* Exercise requirements: Keep every line where the word "level" appears; drop the rest.

Dataset records
◇ ◇ ◇

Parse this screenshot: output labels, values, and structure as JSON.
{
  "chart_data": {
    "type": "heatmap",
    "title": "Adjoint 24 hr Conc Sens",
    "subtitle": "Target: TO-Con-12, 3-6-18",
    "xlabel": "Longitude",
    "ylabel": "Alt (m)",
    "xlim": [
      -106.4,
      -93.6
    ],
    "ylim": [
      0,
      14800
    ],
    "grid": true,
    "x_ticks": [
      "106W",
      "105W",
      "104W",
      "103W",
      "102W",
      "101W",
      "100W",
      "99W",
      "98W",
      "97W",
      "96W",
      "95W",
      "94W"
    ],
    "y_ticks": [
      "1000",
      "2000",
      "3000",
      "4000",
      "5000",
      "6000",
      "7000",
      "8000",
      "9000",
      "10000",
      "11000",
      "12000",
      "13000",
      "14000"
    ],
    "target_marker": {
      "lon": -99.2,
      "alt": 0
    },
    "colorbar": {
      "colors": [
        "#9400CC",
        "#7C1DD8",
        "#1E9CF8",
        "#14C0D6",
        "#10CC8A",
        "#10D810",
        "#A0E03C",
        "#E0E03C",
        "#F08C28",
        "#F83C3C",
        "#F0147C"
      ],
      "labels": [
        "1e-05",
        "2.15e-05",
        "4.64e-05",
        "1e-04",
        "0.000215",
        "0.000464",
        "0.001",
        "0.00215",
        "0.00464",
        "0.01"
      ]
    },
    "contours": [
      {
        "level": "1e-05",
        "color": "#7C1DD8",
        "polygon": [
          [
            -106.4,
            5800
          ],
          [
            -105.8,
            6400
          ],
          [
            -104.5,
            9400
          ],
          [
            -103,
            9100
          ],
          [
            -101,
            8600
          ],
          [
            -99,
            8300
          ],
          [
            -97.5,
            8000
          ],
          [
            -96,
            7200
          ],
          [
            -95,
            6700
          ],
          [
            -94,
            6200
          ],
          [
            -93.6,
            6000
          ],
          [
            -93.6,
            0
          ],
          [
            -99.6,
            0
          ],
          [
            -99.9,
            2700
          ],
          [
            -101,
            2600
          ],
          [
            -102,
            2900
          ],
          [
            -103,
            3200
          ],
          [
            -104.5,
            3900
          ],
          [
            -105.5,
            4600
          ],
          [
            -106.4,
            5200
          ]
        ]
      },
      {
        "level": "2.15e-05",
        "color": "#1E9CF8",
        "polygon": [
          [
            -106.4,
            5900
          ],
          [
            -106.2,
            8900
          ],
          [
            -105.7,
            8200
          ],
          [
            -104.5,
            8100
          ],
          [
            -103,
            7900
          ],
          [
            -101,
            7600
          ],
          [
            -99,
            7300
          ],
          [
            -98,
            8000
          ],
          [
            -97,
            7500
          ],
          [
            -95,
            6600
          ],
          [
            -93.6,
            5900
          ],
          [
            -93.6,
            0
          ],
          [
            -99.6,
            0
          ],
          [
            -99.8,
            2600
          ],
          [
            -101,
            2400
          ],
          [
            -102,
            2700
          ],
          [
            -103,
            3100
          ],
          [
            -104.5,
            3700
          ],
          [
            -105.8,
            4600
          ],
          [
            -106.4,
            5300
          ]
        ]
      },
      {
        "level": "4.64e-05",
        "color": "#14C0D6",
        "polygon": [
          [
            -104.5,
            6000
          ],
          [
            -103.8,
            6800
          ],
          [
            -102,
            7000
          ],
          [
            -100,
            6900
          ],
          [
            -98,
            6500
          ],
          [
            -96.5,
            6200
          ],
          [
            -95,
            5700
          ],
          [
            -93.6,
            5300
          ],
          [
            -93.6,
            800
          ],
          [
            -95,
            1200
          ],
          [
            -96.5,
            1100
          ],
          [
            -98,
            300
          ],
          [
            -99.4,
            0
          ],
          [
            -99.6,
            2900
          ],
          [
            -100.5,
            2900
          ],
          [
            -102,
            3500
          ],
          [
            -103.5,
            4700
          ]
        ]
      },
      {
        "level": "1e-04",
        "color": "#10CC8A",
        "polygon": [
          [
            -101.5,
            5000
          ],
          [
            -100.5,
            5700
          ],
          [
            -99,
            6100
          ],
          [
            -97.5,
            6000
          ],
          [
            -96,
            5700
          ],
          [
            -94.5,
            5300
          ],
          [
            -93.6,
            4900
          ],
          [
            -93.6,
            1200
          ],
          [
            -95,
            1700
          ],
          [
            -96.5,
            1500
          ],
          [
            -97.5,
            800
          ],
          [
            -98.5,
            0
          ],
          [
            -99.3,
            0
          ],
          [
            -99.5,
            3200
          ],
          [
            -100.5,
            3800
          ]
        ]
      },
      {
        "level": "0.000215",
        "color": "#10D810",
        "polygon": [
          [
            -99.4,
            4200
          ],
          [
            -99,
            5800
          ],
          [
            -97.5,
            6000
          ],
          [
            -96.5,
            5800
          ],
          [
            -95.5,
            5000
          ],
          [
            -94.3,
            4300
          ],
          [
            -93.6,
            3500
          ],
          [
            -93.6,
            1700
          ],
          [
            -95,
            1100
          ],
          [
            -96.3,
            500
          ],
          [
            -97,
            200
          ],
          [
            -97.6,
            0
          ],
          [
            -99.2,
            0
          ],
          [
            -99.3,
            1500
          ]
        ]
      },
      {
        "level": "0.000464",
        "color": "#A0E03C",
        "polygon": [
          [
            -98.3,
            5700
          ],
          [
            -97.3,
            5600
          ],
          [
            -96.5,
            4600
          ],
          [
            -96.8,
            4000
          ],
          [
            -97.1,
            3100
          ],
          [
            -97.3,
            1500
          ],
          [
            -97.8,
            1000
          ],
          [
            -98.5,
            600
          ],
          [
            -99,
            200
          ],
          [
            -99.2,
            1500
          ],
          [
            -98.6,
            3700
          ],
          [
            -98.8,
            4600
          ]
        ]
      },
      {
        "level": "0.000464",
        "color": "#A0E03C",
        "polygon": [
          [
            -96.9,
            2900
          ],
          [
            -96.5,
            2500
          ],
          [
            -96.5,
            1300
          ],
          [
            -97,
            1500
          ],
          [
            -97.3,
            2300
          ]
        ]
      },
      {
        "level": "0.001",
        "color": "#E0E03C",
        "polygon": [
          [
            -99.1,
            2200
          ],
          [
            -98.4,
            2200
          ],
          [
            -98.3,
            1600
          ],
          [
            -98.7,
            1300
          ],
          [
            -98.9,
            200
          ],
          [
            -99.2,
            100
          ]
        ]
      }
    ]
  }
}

◇ ◇ ◇

* Completed task:
        "level": "1e-05",
        "level": "2.15e-05",
        "level": "4.64e-05",
        "level": "1e-04",
        "level": "0.000215",
        "level": "0.000464",
        "level": "0.000464",
        "level": "0.001",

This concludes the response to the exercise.